> [Stated goal]:
Every entry should be repeated exactly. Omit the pictures.

>> start Data supplied

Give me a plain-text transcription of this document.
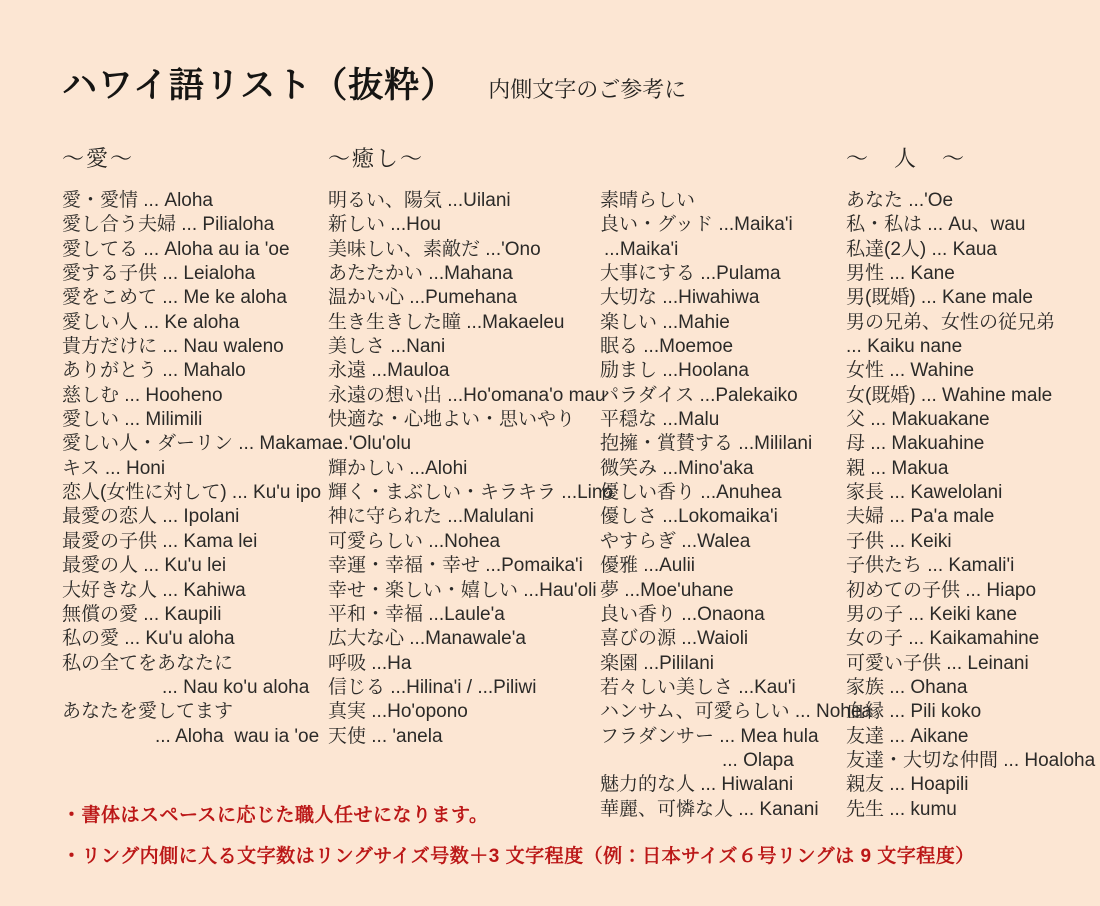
ハワイ語リスト（抜粋） 内側文字のご参考に
〜愛〜
愛・愛情 ... Aloha
愛し合う夫婦 ... Pilialoha
愛してる ... Aloha au ia 'oe
愛する子供 ... Leialoha
愛をこめて ... Me ke aloha
愛しい人 ... Ke aloha
貴方だけに ... Nau waleno
ありがとう ... Mahalo
慈しむ ... Hooheno
愛しい ... Milimili
愛しい人・ダーリン ... Makamae
キス ... Honi
恋人(女性に対して) ... Ku'u ipo
最愛の恋人 ... Ipolani
最愛の子供 ... Kama lei
最愛の人 ... Ku'u lei
大好きな人 ... Kahiwa
無償の愛 ... Kaupili
私の愛 ... Ku'u aloha
私の全てをあなたに
... Nau ko'u aloha
あなたを愛してます
... Aloha  wau ia 'oe
〜癒し〜
明るい、陽気 ...Uilani
新しい ...Hou
美味しい、素敵だ ...'Ono
あたたかい ...Mahana
温かい心 ...Pumehana
生き生きした瞳 ...Makaeleu
美しさ ...Nani
永遠 ...Mauloa
永遠の想い出 ...Ho'omana'o mau
快適な・心地よい・思いやり
...'Olu'olu
輝かしい ...Alohi
輝く・まぶしい・キラキラ ...Lino
神に守られた ...Malulani
可愛らしい ...Nohea
幸運・幸福・幸せ ...Pomaika'i
幸せ・楽しい・嬉しい ...Hau'oli
平和・幸福 ...Laule'a
広大な心 ...Manawale'a
呼吸 ...Ha
信じる ...Hilina'i / ...Piliwi
真実 ...Ho'opono
天使 ... 'anela
素晴らしい
良い・グッド ...Maika'i
...Maika'i
大事にする ...Pulama
大切な ...Hiwahiwa
楽しい ...Mahie
眠る ...Moemoe
励まし ...Hoolana
パラダイス ...Palekaiko
平穏な ...Malu
抱擁・賞賛する ...Mililani
微笑み ...Mino'aka
優しい香り ...Anuhea
優しさ ...Lokomaika'i
やすらぎ ...Walea
優雅 ...Aulii
夢 ...Moe'uhane
良い香り ...Onaona
喜びの源 ...Waioli
楽園 ...Pililani
若々しい美しさ ...Kau'i
ハンサム、可愛らしい ... Nohea
フラダンサー ... Mea hula
... Olapa
魅力的な人 ... Hiwalani
華麗、可憐な人 ... Kanani
〜　人　〜
あなた ...'Oe
私・私は ... Au、wau
私達(2人) ... Kaua
男性 ... Kane
男(既婚) ... Kane male
男の兄弟、女性の従兄弟
... Kaiku nane
女性 ... Wahine
女(既婚) ... Wahine male
父 ... Makuakane
母 ... Makuahine
親 ... Makua
家長 ... Kawelolani
夫婦 ... Pa'a male
子供 ... Keiki
子供たち ... Kamali'i
初めての子供 ... Hiapo
男の子 ... Keiki kane
女の子 ... Kaikamahine
可愛い子供 ... Leinani
家族 ... Ohana
血縁 ... Pili koko
友達 ... Aikane
友達・大切な仲間 ... Hoaloha
親友 ... Hoapili
先生 ... kumu
・書体はスペースに応じた職人任せになります。
・リング内側に入る文字数はリングサイズ号数＋3 文字程度（例：日本サイズ６号リングは 9 文字程度）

>> end Data supplied

> [Result below]:
Give me a plain-text transcription of this document.
ハワイ語リスト（抜粋） 内側文字のご参考に
〜愛〜
愛・愛情 ... Aloha
愛し合う夫婦 ... Pilialoha
愛してる ... Aloha au ia 'oe
愛する子供 ... Leialoha
愛をこめて ... Me ke aloha
愛しい人 ... Ke aloha
貴方だけに ... Nau waleno
ありがとう ... Mahalo
慈しむ ... Hooheno
愛しい ... Milimili
愛しい人・ダーリン ... Makamae
キス ... Honi
恋人(女性に対して) ... Ku'u ipo
最愛の恋人 ... Ipolani
最愛の子供 ... Kama lei
最愛の人 ... Ku'u lei
大好きな人 ... Kahiwa
無償の愛 ... Kaupili
私の愛 ... Ku'u aloha
私の全てをあなたに
... Nau ko'u aloha
あなたを愛してます
... Aloha  wau ia 'oe
〜癒し〜
明るい、陽気 ...Uilani
新しい ...Hou
美味しい、素敵だ ...'Ono
あたたかい ...Mahana
温かい心 ...Pumehana
生き生きした瞳 ...Makaeleu
美しさ ...Nani
永遠 ...Mauloa
永遠の想い出 ...Ho'omana'o mau
快適な・心地よい・思いやり
...'Olu'olu
輝かしい ...Alohi
輝く・まぶしい・キラキラ ...Lino
神に守られた ...Malulani
可愛らしい ...Nohea
幸運・幸福・幸せ ...Pomaika'i
幸せ・楽しい・嬉しい ...Hau'oli
平和・幸福 ...Laule'a
広大な心 ...Manawale'a
呼吸 ...Ha
信じる ...Hilina'i / ...Piliwi
真実 ...Ho'opono
天使 ... 'anela
素晴らしい
良い・グッド ...Maika'i
...Maika'i
大事にする ...Pulama
大切な ...Hiwahiwa
楽しい ...Mahie
眠る ...Moemoe
励まし ...Hoolana
パラダイス ...Palekaiko
平穏な ...Malu
抱擁・賞賛する ...Mililani
微笑み ...Mino'aka
優しい香り ...Anuhea
優しさ ...Lokomaika'i
やすらぎ ...Walea
優雅 ...Aulii
夢 ...Moe'uhane
良い香り ...Onaona
喜びの源 ...Waioli
楽園 ...Pililani
若々しい美しさ ...Kau'i
ハンサム、可愛らしい ... Nohea
フラダンサー ... Mea hula
... Olapa
魅力的な人 ... Hiwalani
華麗、可憐な人 ... Kanani
〜　人　〜
あなた ...'Oe
私・私は ... Au、wau
私達(2人) ... Kaua
男性 ... Kane
男(既婚) ... Kane male
男の兄弟、女性の従兄弟
... Kaiku nane
女性 ... Wahine
女(既婚) ... Wahine male
父 ... Makuakane
母 ... Makuahine
親 ... Makua
家長 ... Kawelolani
夫婦 ... Pa'a male
子供 ... Keiki
子供たち ... Kamali'i
初めての子供 ... Hiapo
男の子 ... Keiki kane
女の子 ... Kaikamahine
可愛い子供 ... Leinani
家族 ... Ohana
血縁 ... Pili koko
友達 ... Aikane
友達・大切な仲間 ... Hoaloha
親友 ... Hoapili
先生 ... kumu
・書体はスペースに応じた職人任せになります。
・リング内側に入る文字数はリングサイズ号数＋3 文字程度（例：日本サイズ６号リングは 9 文字程度）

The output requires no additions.